(Stated goal) Each line of the material must be returned exactly.

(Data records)
****

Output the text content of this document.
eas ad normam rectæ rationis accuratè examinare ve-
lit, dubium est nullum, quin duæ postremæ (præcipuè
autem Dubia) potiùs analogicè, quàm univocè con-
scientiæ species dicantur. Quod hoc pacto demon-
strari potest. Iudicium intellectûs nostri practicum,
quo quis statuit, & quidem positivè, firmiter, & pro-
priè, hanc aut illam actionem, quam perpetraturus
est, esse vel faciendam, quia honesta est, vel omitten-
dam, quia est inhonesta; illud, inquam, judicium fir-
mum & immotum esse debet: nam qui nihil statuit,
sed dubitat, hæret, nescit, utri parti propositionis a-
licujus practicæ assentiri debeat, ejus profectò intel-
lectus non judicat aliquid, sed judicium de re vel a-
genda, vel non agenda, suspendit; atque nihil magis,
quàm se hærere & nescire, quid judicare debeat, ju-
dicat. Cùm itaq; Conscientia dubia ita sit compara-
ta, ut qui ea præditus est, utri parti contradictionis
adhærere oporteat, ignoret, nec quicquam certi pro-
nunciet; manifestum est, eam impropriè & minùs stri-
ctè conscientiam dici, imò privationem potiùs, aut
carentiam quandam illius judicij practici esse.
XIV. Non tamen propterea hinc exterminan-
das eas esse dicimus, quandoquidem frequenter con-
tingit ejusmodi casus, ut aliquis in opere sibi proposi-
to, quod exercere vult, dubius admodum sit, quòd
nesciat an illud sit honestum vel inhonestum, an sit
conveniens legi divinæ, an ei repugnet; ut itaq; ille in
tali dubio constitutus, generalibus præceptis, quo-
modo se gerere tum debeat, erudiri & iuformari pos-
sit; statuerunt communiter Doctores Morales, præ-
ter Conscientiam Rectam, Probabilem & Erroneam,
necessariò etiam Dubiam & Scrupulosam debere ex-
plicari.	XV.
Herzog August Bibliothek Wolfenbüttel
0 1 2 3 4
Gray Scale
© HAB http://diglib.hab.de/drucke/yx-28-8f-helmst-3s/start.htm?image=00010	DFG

****

(Answer to the task)
Output the text content of this document.
eas ad normam rectæ rationis accuratè examinare ve-
lit, dubium est nullum, quin duæ postremæ (præcipuè
autem Dubia) potiùs analogicè, quàm univocè con-
scientiæ species dicantur. Quod hoc pacto demon-
strari potest. Iudicium intellectûs nostri practicum,
quo quis statuit, & quidem positivè, firmiter, & pro-
priè, hanc aut illam actionem, quam perpetraturus
est, esse vel faciendam, quia honesta est, vel omitten-
dam, quia est inhonesta; illud, inquam, judicium fir-
mum & immotum esse debet: nam qui nihil statuit,
sed dubitat, hæret, nescit, utri parti propositionis a-
licujus practicæ assentiri debeat, ejus profectò intel-
lectus non judicat aliquid, sed judicium de re vel a-
genda, vel non agenda, suspendit; atque nihil magis,
quàm se hærere & nescire, quid judicare debeat, ju-
dicat. Cùm itaq; Conscientia dubia ita sit compara-
ta, ut qui ea præditus est, utri parti contradictionis
adhærere oporteat, ignoret, nec quicquam certi pro-
nunciet; manifestum est, eam impropriè & minùs stri-
ctè conscientiam dici, imò privationem potiùs, aut
carentiam quandam illius judicij practici esse.
XIV. Non tamen propterea hinc exterminan-
das eas esse dicimus, quandoquidem frequenter con-
tingit ejusmodi casus, ut aliquis in opere sibi proposi-
to, quod exercere vult, dubius admodum sit, quòd
nesciat an illud sit honestum vel inhonestum, an sit
conveniens legi divinæ, an ei repugnet; ut itaq; ille in
tali dubio constitutus, generalibus præceptis, quo-
modo se gerere tum debeat, erudiri & iuformari pos-
sit; statuerunt communiter Doctores Morales, præ-
ter Conscientiam Rectam, Probabilem & Erroneam,
necessariò etiam Dubiam & Scrupulosam debere ex-
plicari.	XV.
Herzog August Bibliothek Wolfenbüttel
0 1 2 3 4
Gray Scale
© HAB http://diglib.hab.de/drucke/yx-28-8f-helmst-3s/start.htm?image=00010	DFG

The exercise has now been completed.